_RECORDS FOR THE EXERCISE_.

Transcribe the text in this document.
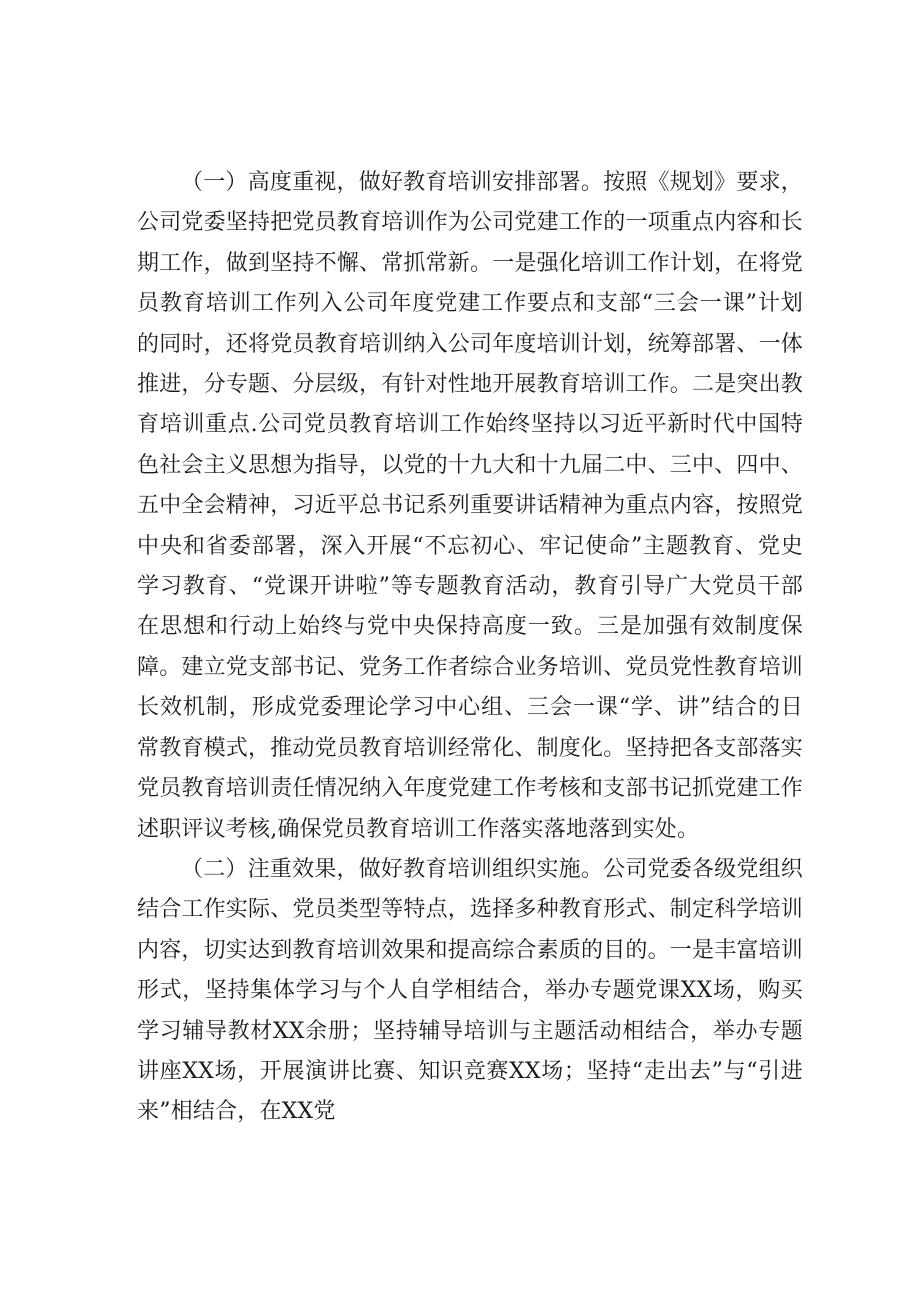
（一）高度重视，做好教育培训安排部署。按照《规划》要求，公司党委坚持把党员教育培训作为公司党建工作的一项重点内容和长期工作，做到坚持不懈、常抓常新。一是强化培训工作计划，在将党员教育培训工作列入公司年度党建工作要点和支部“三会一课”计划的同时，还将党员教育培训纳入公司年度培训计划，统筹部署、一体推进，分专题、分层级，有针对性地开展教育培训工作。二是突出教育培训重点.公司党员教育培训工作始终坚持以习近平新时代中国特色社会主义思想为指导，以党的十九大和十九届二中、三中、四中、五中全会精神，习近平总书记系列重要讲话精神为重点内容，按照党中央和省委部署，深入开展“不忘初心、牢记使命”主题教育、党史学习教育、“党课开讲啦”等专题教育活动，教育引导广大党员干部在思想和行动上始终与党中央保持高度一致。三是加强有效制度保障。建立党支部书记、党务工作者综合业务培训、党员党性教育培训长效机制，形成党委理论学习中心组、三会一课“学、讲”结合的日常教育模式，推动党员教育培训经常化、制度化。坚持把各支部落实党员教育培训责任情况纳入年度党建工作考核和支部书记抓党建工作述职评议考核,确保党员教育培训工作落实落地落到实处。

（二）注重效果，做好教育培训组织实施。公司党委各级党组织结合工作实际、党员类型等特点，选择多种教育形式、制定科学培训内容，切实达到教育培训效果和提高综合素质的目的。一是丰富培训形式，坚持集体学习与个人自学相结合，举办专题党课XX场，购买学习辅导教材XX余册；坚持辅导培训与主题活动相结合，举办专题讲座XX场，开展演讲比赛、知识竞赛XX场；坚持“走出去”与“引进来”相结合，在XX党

--

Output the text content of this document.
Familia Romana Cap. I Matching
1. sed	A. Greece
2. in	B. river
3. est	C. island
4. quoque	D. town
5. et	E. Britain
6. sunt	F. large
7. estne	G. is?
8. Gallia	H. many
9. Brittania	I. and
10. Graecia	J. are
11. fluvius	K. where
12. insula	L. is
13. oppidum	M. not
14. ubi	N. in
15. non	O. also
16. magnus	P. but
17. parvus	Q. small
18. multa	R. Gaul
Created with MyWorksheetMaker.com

_PROBLEM DESCRIPTION_. Tally up the lines with the word "text" in them, and answer with that number by itself.

_SOLVED EXERCISE_. 2